(Data listing)
--- START ---
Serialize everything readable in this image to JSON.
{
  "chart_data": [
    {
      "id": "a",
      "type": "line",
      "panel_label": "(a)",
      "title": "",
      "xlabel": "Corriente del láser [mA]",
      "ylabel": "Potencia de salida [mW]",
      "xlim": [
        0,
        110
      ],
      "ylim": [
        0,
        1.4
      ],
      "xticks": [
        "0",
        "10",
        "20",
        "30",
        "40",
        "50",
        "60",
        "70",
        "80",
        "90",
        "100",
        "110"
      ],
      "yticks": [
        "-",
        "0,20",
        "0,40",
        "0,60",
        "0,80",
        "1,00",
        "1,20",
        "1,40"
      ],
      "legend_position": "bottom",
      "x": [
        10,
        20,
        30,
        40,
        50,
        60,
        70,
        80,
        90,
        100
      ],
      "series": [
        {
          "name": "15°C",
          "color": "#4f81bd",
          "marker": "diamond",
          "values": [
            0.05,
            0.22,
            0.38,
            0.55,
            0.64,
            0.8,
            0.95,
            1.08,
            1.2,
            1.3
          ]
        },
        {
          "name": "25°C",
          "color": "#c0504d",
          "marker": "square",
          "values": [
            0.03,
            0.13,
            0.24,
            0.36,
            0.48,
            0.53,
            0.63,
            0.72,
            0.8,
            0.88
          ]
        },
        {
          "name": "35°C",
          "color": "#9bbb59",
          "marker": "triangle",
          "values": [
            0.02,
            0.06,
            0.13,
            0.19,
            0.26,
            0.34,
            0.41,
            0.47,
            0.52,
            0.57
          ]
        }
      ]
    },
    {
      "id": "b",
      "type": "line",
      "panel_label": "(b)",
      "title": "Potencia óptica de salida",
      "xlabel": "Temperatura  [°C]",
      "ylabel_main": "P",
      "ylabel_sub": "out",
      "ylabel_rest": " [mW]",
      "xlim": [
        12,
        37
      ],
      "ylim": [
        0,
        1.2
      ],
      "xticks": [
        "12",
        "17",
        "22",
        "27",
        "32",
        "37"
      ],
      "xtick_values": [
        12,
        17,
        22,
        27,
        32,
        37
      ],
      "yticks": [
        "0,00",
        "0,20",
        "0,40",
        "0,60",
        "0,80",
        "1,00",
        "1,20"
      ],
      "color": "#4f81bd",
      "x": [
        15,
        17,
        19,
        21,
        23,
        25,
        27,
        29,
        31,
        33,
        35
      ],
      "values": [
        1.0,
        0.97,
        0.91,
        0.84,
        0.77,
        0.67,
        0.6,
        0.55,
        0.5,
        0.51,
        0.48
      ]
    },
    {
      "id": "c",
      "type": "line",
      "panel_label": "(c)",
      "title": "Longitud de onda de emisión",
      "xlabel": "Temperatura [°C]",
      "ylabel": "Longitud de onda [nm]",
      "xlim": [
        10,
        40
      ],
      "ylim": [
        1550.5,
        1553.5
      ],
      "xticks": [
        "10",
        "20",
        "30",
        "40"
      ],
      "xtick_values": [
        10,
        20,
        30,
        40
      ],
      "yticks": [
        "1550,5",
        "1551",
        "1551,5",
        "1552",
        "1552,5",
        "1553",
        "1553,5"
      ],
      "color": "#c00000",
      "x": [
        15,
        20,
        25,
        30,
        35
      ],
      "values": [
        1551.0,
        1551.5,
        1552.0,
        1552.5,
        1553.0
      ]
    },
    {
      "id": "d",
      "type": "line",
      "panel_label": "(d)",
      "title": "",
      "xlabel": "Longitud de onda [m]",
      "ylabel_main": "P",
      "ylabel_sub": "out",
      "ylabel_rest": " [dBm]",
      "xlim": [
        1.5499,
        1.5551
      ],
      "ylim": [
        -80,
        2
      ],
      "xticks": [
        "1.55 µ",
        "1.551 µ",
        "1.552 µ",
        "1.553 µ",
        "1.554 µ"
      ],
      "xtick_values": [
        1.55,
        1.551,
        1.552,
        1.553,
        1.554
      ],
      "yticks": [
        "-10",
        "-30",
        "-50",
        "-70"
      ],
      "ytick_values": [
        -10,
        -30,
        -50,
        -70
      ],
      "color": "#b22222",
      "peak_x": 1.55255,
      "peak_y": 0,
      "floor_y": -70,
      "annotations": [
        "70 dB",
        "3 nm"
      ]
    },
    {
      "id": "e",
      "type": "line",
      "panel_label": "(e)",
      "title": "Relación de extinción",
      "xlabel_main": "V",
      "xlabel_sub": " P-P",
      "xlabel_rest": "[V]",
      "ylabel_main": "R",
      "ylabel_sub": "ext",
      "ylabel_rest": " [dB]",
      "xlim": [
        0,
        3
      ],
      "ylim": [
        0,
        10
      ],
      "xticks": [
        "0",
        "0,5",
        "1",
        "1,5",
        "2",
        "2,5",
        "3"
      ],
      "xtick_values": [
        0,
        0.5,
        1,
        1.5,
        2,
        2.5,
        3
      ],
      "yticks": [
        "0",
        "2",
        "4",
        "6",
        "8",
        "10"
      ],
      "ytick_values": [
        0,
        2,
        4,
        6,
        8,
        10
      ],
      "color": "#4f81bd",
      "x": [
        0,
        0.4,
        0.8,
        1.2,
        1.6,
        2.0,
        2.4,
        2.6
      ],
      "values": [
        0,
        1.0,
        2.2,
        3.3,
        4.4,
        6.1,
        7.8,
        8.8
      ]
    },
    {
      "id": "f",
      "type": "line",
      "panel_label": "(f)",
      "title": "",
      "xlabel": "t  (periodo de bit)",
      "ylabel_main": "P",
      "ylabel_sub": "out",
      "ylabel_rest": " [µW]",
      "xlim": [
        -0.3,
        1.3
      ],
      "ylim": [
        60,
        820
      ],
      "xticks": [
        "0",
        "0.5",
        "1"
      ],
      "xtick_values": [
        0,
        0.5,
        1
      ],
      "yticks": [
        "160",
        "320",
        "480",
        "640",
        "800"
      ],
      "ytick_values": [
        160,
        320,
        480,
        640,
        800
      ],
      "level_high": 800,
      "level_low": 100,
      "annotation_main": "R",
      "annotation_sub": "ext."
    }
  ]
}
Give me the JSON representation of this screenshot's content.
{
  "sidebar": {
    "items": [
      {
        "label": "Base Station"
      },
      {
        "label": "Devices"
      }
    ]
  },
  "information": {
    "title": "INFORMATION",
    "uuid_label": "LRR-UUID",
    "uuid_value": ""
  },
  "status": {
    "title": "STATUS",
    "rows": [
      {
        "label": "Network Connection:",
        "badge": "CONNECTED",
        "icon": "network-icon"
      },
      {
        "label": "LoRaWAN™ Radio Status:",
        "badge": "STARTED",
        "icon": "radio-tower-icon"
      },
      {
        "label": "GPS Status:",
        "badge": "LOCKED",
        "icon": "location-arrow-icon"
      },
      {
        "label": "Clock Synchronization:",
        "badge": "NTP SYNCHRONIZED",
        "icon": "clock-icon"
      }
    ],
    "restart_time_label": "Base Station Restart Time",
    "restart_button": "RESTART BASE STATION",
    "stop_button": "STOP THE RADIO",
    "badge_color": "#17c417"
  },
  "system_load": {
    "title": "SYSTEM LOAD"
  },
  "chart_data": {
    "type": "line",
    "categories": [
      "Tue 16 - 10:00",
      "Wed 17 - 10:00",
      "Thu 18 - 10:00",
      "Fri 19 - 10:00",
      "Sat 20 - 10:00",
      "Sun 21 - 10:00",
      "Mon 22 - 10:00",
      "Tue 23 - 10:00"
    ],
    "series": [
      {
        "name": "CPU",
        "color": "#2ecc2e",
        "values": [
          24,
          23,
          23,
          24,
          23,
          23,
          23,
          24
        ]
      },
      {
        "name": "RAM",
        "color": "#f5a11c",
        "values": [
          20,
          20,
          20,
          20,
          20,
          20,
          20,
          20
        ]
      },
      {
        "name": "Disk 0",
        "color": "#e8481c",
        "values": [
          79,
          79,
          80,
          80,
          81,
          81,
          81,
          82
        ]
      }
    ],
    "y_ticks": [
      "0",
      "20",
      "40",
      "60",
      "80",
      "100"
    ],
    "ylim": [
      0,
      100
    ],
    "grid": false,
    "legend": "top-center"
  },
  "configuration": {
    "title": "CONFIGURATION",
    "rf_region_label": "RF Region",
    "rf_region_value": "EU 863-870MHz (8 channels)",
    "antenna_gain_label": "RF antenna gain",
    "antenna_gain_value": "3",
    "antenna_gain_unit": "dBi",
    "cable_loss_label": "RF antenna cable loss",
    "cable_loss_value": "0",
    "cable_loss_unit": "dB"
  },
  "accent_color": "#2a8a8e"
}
--- END ---
• [Work required]: Search the data for "name". Copy every matching line.

• [Reply]:
          "name": "15°C",
          "name": "25°C",
          "name": "35°C",
        "name": "CPU",
        "name": "RAM",
        "name": "Disk 0",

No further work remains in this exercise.